REQUIREMENT:
Report how many lines in the listing below include the word "могут". Write nothing besides the number.

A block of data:
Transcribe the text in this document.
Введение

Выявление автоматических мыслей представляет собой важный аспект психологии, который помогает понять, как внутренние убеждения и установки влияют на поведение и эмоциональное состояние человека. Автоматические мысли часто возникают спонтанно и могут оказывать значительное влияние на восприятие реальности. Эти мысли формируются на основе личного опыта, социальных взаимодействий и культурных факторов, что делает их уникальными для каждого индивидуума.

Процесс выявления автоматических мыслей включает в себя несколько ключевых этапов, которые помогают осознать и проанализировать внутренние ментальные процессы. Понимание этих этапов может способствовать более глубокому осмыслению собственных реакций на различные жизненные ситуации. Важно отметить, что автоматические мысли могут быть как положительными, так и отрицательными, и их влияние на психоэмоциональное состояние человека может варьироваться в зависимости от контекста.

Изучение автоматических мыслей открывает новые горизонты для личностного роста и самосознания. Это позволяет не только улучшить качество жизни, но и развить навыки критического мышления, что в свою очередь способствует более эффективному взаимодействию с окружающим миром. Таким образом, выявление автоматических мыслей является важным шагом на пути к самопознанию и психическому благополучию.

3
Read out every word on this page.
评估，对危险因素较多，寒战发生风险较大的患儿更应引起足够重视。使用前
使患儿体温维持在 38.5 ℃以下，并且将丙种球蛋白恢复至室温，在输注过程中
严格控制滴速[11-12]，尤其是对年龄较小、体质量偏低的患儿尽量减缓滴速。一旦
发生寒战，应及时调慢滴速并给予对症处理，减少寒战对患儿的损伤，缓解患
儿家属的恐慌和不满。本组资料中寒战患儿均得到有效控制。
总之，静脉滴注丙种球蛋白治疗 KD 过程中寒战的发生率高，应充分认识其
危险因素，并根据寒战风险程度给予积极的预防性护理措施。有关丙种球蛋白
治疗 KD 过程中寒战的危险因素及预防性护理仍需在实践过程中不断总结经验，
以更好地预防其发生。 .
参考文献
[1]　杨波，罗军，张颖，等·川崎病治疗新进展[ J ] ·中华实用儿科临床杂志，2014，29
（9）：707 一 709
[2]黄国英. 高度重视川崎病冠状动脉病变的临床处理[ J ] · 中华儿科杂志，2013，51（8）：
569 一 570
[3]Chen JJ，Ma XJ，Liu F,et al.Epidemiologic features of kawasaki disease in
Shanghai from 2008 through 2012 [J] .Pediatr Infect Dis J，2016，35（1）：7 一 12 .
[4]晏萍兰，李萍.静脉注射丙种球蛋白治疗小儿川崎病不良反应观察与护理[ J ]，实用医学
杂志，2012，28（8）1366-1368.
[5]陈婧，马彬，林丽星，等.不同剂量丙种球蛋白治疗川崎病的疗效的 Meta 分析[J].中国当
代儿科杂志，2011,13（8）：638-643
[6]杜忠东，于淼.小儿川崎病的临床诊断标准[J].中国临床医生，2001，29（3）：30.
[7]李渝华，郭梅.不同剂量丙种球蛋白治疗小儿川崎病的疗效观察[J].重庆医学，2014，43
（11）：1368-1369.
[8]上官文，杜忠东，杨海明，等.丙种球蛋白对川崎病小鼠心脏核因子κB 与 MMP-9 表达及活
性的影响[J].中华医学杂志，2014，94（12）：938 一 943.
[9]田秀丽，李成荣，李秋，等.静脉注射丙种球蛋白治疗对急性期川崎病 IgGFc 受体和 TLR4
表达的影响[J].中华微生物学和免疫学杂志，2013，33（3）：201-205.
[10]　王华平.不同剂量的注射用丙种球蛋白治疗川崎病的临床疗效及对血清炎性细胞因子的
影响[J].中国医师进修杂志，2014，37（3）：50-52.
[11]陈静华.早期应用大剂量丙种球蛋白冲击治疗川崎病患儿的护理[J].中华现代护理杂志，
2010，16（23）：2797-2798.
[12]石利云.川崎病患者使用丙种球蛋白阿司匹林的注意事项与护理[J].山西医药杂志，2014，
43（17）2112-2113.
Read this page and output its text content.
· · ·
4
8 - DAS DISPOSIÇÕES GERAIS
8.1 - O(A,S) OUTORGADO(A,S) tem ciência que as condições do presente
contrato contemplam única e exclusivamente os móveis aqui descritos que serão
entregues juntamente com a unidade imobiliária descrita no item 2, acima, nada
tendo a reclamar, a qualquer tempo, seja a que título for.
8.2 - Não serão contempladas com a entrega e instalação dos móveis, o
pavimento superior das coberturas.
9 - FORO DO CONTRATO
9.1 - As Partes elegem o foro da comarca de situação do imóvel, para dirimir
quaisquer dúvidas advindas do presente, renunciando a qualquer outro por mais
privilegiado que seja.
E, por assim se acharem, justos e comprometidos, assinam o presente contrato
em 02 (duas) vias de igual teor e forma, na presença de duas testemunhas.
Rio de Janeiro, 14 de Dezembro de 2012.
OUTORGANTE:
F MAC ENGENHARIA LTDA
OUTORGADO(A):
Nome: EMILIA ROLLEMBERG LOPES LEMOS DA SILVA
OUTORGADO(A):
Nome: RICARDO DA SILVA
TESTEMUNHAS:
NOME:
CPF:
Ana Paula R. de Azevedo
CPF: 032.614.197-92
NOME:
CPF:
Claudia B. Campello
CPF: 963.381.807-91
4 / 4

TASK RESPONSE:
2